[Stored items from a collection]
···
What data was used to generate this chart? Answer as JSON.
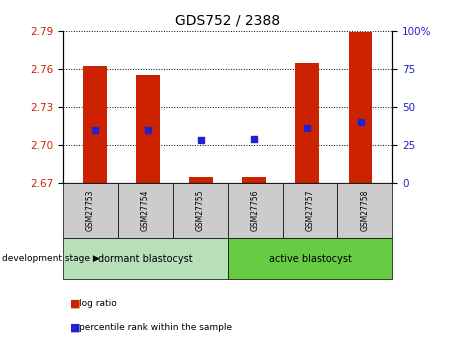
{
  "title": "GDS752 / 2388",
  "samples": [
    "GSM27753",
    "GSM27754",
    "GSM27755",
    "GSM27756",
    "GSM27757",
    "GSM27758"
  ],
  "bar_tops": [
    2.762,
    2.755,
    2.675,
    2.675,
    2.765,
    2.789
  ],
  "bar_bottom": 2.67,
  "percentile_ranks": [
    35,
    35,
    28,
    29,
    36,
    40
  ],
  "ylim_left": [
    2.67,
    2.79
  ],
  "yticks_left": [
    2.67,
    2.7,
    2.73,
    2.76,
    2.79
  ],
  "ylim_right": [
    0,
    100
  ],
  "yticks_right": [
    0,
    25,
    50,
    75,
    100
  ],
  "bar_color": "#cc2200",
  "dot_color": "#2222cc",
  "bar_width": 0.45,
  "group1_label": "dormant blastocyst",
  "group2_label": "active blastocyst",
  "group1_indices": [
    0,
    1,
    2
  ],
  "group2_indices": [
    3,
    4,
    5
  ],
  "group1_bg": "#b8e0b8",
  "group2_bg": "#66cc44",
  "sample_bg": "#cccccc",
  "legend_log_ratio": "log ratio",
  "legend_percentile": "percentile rank within the sample",
  "stage_label": "development stage",
  "title_color": "#000000",
  "left_axis_color": "#cc2200",
  "right_axis_color": "#2222cc",
  "grid_color": "#000000"
}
···
### What is expected
Every line of the data should be copied as it stands, without the images.

### The solution
What data was used to generate this chart? Answer as JSON.
{
  "title": "GDS752 / 2388",
  "samples": [
    "GSM27753",
    "GSM27754",
    "GSM27755",
    "GSM27756",
    "GSM27757",
    "GSM27758"
  ],
  "bar_tops": [
    2.762,
    2.755,
    2.675,
    2.675,
    2.765,
    2.789
  ],
  "bar_bottom": 2.67,
  "percentile_ranks": [
    35,
    35,
    28,
    29,
    36,
    40
  ],
  "ylim_left": [
    2.67,
    2.79
  ],
  "yticks_left": [
    2.67,
    2.7,
    2.73,
    2.76,
    2.79
  ],
  "ylim_right": [
    0,
    100
  ],
  "yticks_right": [
    0,
    25,
    50,
    75,
    100
  ],
  "bar_color": "#cc2200",
  "dot_color": "#2222cc",
  "bar_width": 0.45,
  "group1_label": "dormant blastocyst",
  "group2_label": "active blastocyst",
  "group1_indices": [
    0,
    1,
    2
  ],
  "group2_indices": [
    3,
    4,
    5
  ],
  "group1_bg": "#b8e0b8",
  "group2_bg": "#66cc44",
  "sample_bg": "#cccccc",
  "legend_log_ratio": "log ratio",
  "legend_percentile": "percentile rank within the sample",
  "stage_label": "development stage",
  "title_color": "#000000",
  "left_axis_color": "#cc2200",
  "right_axis_color": "#2222cc",
  "grid_color": "#000000"
}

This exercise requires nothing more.